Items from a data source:
+--
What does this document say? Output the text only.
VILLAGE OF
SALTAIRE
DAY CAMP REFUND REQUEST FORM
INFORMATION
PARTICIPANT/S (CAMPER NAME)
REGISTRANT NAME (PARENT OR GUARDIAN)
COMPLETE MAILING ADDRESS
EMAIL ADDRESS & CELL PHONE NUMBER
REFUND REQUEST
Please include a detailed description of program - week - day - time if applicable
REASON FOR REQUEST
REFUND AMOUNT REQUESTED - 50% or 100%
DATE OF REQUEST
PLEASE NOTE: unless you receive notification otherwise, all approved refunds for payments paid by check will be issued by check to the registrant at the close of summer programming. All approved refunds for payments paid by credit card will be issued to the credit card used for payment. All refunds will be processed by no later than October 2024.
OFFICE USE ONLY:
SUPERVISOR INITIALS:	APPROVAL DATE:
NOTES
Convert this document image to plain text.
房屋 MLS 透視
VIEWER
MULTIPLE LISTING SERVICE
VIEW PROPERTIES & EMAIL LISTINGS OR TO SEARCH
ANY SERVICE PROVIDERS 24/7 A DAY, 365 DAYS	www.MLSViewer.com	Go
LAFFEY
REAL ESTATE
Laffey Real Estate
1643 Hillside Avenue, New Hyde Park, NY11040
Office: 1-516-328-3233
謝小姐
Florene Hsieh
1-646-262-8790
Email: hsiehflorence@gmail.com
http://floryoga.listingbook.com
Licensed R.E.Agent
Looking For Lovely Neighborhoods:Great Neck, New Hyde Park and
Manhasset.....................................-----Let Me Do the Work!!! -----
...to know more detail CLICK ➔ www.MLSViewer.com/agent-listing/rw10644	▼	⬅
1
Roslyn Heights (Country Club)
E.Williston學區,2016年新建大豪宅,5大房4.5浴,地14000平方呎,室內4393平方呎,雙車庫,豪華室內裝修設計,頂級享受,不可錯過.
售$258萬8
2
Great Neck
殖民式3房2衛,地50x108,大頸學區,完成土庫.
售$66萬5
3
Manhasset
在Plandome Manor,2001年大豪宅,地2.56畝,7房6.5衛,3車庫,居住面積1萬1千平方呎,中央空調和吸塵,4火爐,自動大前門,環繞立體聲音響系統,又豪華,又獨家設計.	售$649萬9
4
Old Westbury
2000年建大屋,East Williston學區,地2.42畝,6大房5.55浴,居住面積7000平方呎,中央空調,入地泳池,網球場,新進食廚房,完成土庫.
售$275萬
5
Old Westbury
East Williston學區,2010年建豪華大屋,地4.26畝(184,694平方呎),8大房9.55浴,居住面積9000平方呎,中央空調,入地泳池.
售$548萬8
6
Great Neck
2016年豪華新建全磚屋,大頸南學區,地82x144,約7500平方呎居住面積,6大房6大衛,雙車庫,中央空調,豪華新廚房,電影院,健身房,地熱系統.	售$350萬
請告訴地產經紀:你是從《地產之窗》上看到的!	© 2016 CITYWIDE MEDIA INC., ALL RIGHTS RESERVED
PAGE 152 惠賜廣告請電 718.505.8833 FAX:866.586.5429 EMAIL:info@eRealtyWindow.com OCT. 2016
+--
What you have to do
Copy out the full material exactly as it appears.

Answer to the task
What does this document say? Output the text only.
VILLAGE OF
SALTAIRE
DAY CAMP REFUND REQUEST FORM
INFORMATION
PARTICIPANT/S (CAMPER NAME)
REGISTRANT NAME (PARENT OR GUARDIAN)
COMPLETE MAILING ADDRESS
EMAIL ADDRESS & CELL PHONE NUMBER
REFUND REQUEST
Please include a detailed description of program - week - day - time if applicable
REASON FOR REQUEST
REFUND AMOUNT REQUESTED - 50% or 100%
DATE OF REQUEST
PLEASE NOTE: unless you receive notification otherwise, all approved refunds for payments paid by check will be issued by check to the registrant at the close of summer programming. All approved refunds for payments paid by credit card will be issued to the credit card used for payment. All refunds will be processed by no later than October 2024.
OFFICE USE ONLY:
SUPERVISOR INITIALS:	APPROVAL DATE:
NOTES
Convert this document image to plain text.
房屋 MLS 透視
VIEWER
MULTIPLE LISTING SERVICE
VIEW PROPERTIES & EMAIL LISTINGS OR TO SEARCH
ANY SERVICE PROVIDERS 24/7 A DAY, 365 DAYS	www.MLSViewer.com	Go
LAFFEY
REAL ESTATE
Laffey Real Estate
1643 Hillside Avenue, New Hyde Park, NY11040
Office: 1-516-328-3233
謝小姐
Florene Hsieh
1-646-262-8790
Email: hsiehflorence@gmail.com
http://floryoga.listingbook.com
Licensed R.E.Agent
Looking For Lovely Neighborhoods:Great Neck, New Hyde Park and
Manhasset.....................................-----Let Me Do the Work!!! -----
...to know more detail CLICK ➔ www.MLSViewer.com/agent-listing/rw10644	▼	⬅
1
Roslyn Heights (Country Club)
E.Williston學區,2016年新建大豪宅,5大房4.5浴,地14000平方呎,室內4393平方呎,雙車庫,豪華室內裝修設計,頂級享受,不可錯過.
售$258萬8
2
Great Neck
殖民式3房2衛,地50x108,大頸學區,完成土庫.
售$66萬5
3
Manhasset
在Plandome Manor,2001年大豪宅,地2.56畝,7房6.5衛,3車庫,居住面積1萬1千平方呎,中央空調和吸塵,4火爐,自動大前門,環繞立體聲音響系統,又豪華,又獨家設計.	售$649萬9
4
Old Westbury
2000年建大屋,East Williston學區,地2.42畝,6大房5.55浴,居住面積7000平方呎,中央空調,入地泳池,網球場,新進食廚房,完成土庫.
售$275萬
5
Old Westbury
East Williston學區,2010年建豪華大屋,地4.26畝(184,694平方呎),8大房9.55浴,居住面積9000平方呎,中央空調,入地泳池.
售$548萬8
6
Great Neck
2016年豪華新建全磚屋,大頸南學區,地82x144,約7500平方呎居住面積,6大房6大衛,雙車庫,中央空調,豪華新廚房,電影院,健身房,地熱系統.	售$350萬
請告訴地產經紀:你是從《地產之窗》上看到的!	© 2016 CITYWIDE MEDIA INC., ALL RIGHTS RESERVED
PAGE 152 惠賜廣告請電 718.505.8833 FAX:866.586.5429 EMAIL:info@eRealtyWindow.com OCT. 2016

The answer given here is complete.